Start of INFORMATION SHOWN

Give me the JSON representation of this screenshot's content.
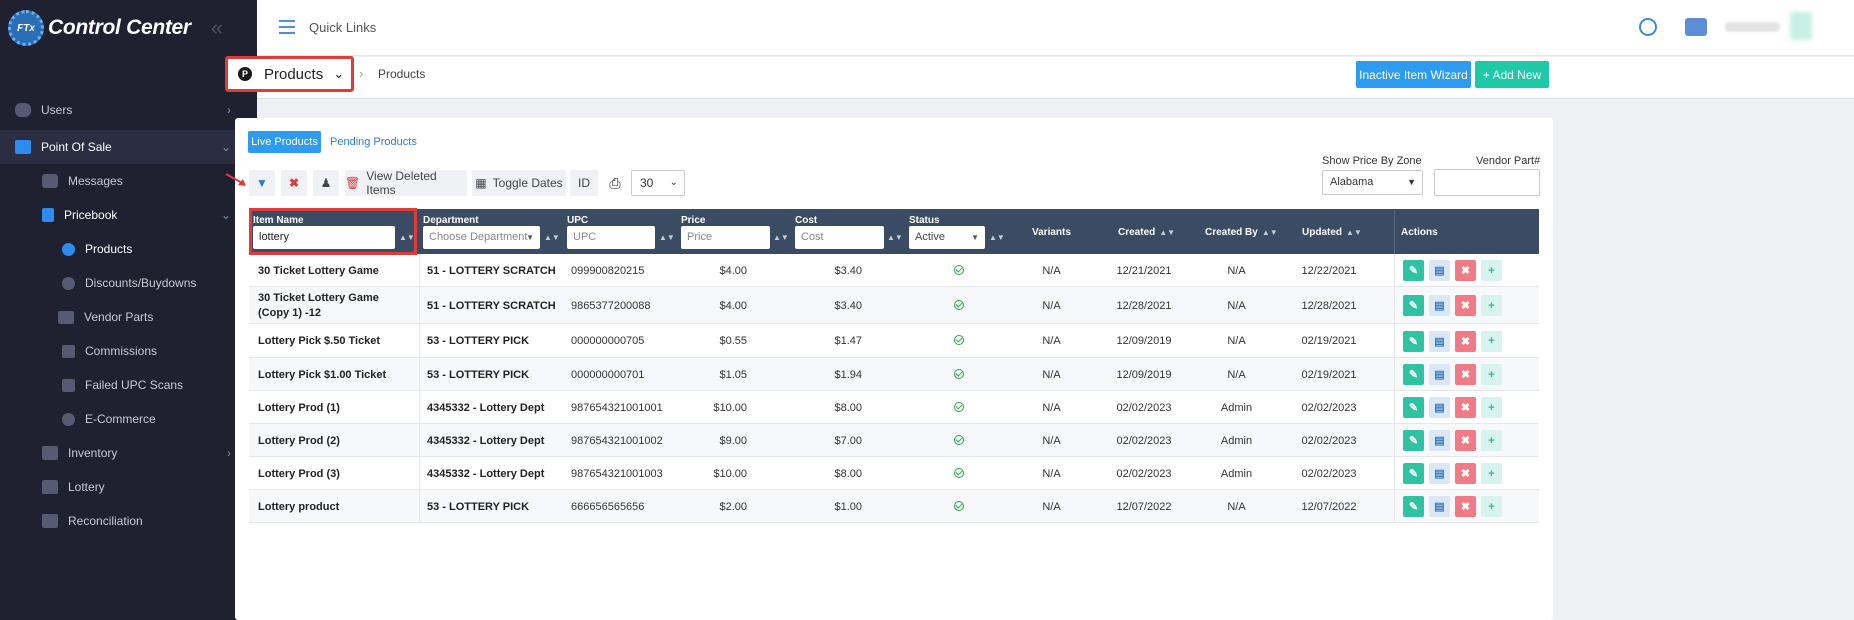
{
  "app": {
    "title": "Control Center",
    "logo_text": "FTx"
  },
  "sidebar": {
    "items": [
      {
        "label": "Users"
      },
      {
        "label": "Point Of Sale"
      },
      {
        "label": "Messages"
      },
      {
        "label": "Pricebook"
      },
      {
        "label": "Products"
      },
      {
        "label": "Discounts/Buydowns"
      },
      {
        "label": "Vendor Parts"
      },
      {
        "label": "Commissions"
      },
      {
        "label": "Failed UPC Scans"
      },
      {
        "label": "E-Commerce"
      },
      {
        "label": "Inventory"
      },
      {
        "label": "Lottery"
      },
      {
        "label": "Reconciliation"
      }
    ]
  },
  "topbar": {
    "quick_links": "Quick Links"
  },
  "header": {
    "module": "Products",
    "module_badge": "P",
    "breadcrumb": "Products",
    "inactive_wizard": "Inactive Item Wizard",
    "add_new": "+ Add New"
  },
  "tabs": {
    "live": "Live Products",
    "pending": "Pending Products"
  },
  "toolbar": {
    "view_deleted": "View Deleted Items",
    "toggle_dates": "Toggle Dates",
    "id": "ID",
    "page_size": "30"
  },
  "filters": {
    "zone_label": "Show Price By Zone",
    "zone_value": "Alabama",
    "vendor_part_label": "Vendor Part#",
    "vendor_part_value": ""
  },
  "table": {
    "headers": {
      "item_name": "Item Name",
      "department": "Department",
      "upc": "UPC",
      "price": "Price",
      "cost": "Cost",
      "status": "Status",
      "variants": "Variants",
      "created": "Created",
      "created_by": "Created By",
      "updated": "Updated",
      "actions": "Actions"
    },
    "filter_inputs": {
      "item_name": "lottery",
      "department": "Choose Department",
      "upc": "UPC",
      "price": "Price",
      "cost": "Cost",
      "status": "Active"
    },
    "rows": [
      {
        "name": "30 Ticket Lottery Game",
        "department": "51 - LOTTERY SCRATCH",
        "upc": "099900820215",
        "price": "$4.00",
        "cost": "$3.40",
        "variants": "N/A",
        "created": "12/21/2021",
        "created_by": "N/A",
        "updated": "12/22/2021"
      },
      {
        "name": "30 Ticket Lottery Game (Copy 1) -12",
        "department": "51 - LOTTERY SCRATCH",
        "upc": "9865377200088",
        "price": "$4.00",
        "cost": "$3.40",
        "variants": "N/A",
        "created": "12/28/2021",
        "created_by": "N/A",
        "updated": "12/28/2021"
      },
      {
        "name": "Lottery Pick $.50 Ticket",
        "department": "53 - LOTTERY PICK",
        "upc": "000000000705",
        "price": "$0.55",
        "cost": "$1.47",
        "variants": "N/A",
        "created": "12/09/2019",
        "created_by": "N/A",
        "updated": "02/19/2021"
      },
      {
        "name": "Lottery Pick $1.00 Ticket",
        "department": "53 - LOTTERY PICK",
        "upc": "000000000701",
        "price": "$1.05",
        "cost": "$1.94",
        "variants": "N/A",
        "created": "12/09/2019",
        "created_by": "N/A",
        "updated": "02/19/2021"
      },
      {
        "name": "Lottery Prod (1)",
        "department": "4345332 - Lottery Dept",
        "upc": "987654321001001",
        "price": "$10.00",
        "cost": "$8.00",
        "variants": "N/A",
        "created": "02/02/2023",
        "created_by": "Admin",
        "updated": "02/02/2023"
      },
      {
        "name": "Lottery Prod (2)",
        "department": "4345332 - Lottery Dept",
        "upc": "987654321001002",
        "price": "$9.00",
        "cost": "$7.00",
        "variants": "N/A",
        "created": "02/02/2023",
        "created_by": "Admin",
        "updated": "02/02/2023"
      },
      {
        "name": "Lottery Prod (3)",
        "department": "4345332 - Lottery Dept",
        "upc": "987654321001003",
        "price": "$10.00",
        "cost": "$8.00",
        "variants": "N/A",
        "created": "02/02/2023",
        "created_by": "Admin",
        "updated": "02/02/2023"
      },
      {
        "name": "Lottery product",
        "department": "53 - LOTTERY PICK",
        "upc": "666656565656",
        "price": "$2.00",
        "cost": "$1.00",
        "variants": "N/A",
        "created": "12/07/2022",
        "created_by": "N/A",
        "updated": "12/07/2022"
      }
    ]
  },
  "colors": {
    "accent": "#2d9cf0",
    "success": "#1fc8a6",
    "danger": "#e03a3a",
    "sidebar": "#1f2131",
    "table_header": "#3a4b63"
  }
}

End of INFORMATION SHOWN

# TASK REQUIREMENTS
Pictures are excluded; copy every other part of the records exactly.

# WRITTEN REPLY
Give me the JSON representation of this screenshot's content.
{
  "app": {
    "title": "Control Center",
    "logo_text": "FTx"
  },
  "sidebar": {
    "items": [
      {
        "label": "Users"
      },
      {
        "label": "Point Of Sale"
      },
      {
        "label": "Messages"
      },
      {
        "label": "Pricebook"
      },
      {
        "label": "Products"
      },
      {
        "label": "Discounts/Buydowns"
      },
      {
        "label": "Vendor Parts"
      },
      {
        "label": "Commissions"
      },
      {
        "label": "Failed UPC Scans"
      },
      {
        "label": "E-Commerce"
      },
      {
        "label": "Inventory"
      },
      {
        "label": "Lottery"
      },
      {
        "label": "Reconciliation"
      }
    ]
  },
  "topbar": {
    "quick_links": "Quick Links"
  },
  "header": {
    "module": "Products",
    "module_badge": "P",
    "breadcrumb": "Products",
    "inactive_wizard": "Inactive Item Wizard",
    "add_new": "+ Add New"
  },
  "tabs": {
    "live": "Live Products",
    "pending": "Pending Products"
  },
  "toolbar": {
    "view_deleted": "View Deleted Items",
    "toggle_dates": "Toggle Dates",
    "id": "ID",
    "page_size": "30"
  },
  "filters": {
    "zone_label": "Show Price By Zone",
    "zone_value": "Alabama",
    "vendor_part_label": "Vendor Part#",
    "vendor_part_value": ""
  },
  "table": {
    "headers": {
      "item_name": "Item Name",
      "department": "Department",
      "upc": "UPC",
      "price": "Price",
      "cost": "Cost",
      "status": "Status",
      "variants": "Variants",
      "created": "Created",
      "created_by": "Created By",
      "updated": "Updated",
      "actions": "Actions"
    },
    "filter_inputs": {
      "item_name": "lottery",
      "department": "Choose Department",
      "upc": "UPC",
      "price": "Price",
      "cost": "Cost",
      "status": "Active"
    },
    "rows": [
      {
        "name": "30 Ticket Lottery Game",
        "department": "51 - LOTTERY SCRATCH",
        "upc": "099900820215",
        "price": "$4.00",
        "cost": "$3.40",
        "variants": "N/A",
        "created": "12/21/2021",
        "created_by": "N/A",
        "updated": "12/22/2021"
      },
      {
        "name": "30 Ticket Lottery Game (Copy 1) -12",
        "department": "51 - LOTTERY SCRATCH",
        "upc": "9865377200088",
        "price": "$4.00",
        "cost": "$3.40",
        "variants": "N/A",
        "created": "12/28/2021",
        "created_by": "N/A",
        "updated": "12/28/2021"
      },
      {
        "name": "Lottery Pick $.50 Ticket",
        "department": "53 - LOTTERY PICK",
        "upc": "000000000705",
        "price": "$0.55",
        "cost": "$1.47",
        "variants": "N/A",
        "created": "12/09/2019",
        "created_by": "N/A",
        "updated": "02/19/2021"
      },
      {
        "name": "Lottery Pick $1.00 Ticket",
        "department": "53 - LOTTERY PICK",
        "upc": "000000000701",
        "price": "$1.05",
        "cost": "$1.94",
        "variants": "N/A",
        "created": "12/09/2019",
        "created_by": "N/A",
        "updated": "02/19/2021"
      },
      {
        "name": "Lottery Prod (1)",
        "department": "4345332 - Lottery Dept",
        "upc": "987654321001001",
        "price": "$10.00",
        "cost": "$8.00",
        "variants": "N/A",
        "created": "02/02/2023",
        "created_by": "Admin",
        "updated": "02/02/2023"
      },
      {
        "name": "Lottery Prod (2)",
        "department": "4345332 - Lottery Dept",
        "upc": "987654321001002",
        "price": "$9.00",
        "cost": "$7.00",
        "variants": "N/A",
        "created": "02/02/2023",
        "created_by": "Admin",
        "updated": "02/02/2023"
      },
      {
        "name": "Lottery Prod (3)",
        "department": "4345332 - Lottery Dept",
        "upc": "987654321001003",
        "price": "$10.00",
        "cost": "$8.00",
        "variants": "N/A",
        "created": "02/02/2023",
        "created_by": "Admin",
        "updated": "02/02/2023"
      },
      {
        "name": "Lottery product",
        "department": "53 - LOTTERY PICK",
        "upc": "666656565656",
        "price": "$2.00",
        "cost": "$1.00",
        "variants": "N/A",
        "created": "12/07/2022",
        "created_by": "N/A",
        "updated": "12/07/2022"
      }
    ]
  },
  "colors": {
    "accent": "#2d9cf0",
    "success": "#1fc8a6",
    "danger": "#e03a3a",
    "sidebar": "#1f2131",
    "table_header": "#3a4b63"
  }
}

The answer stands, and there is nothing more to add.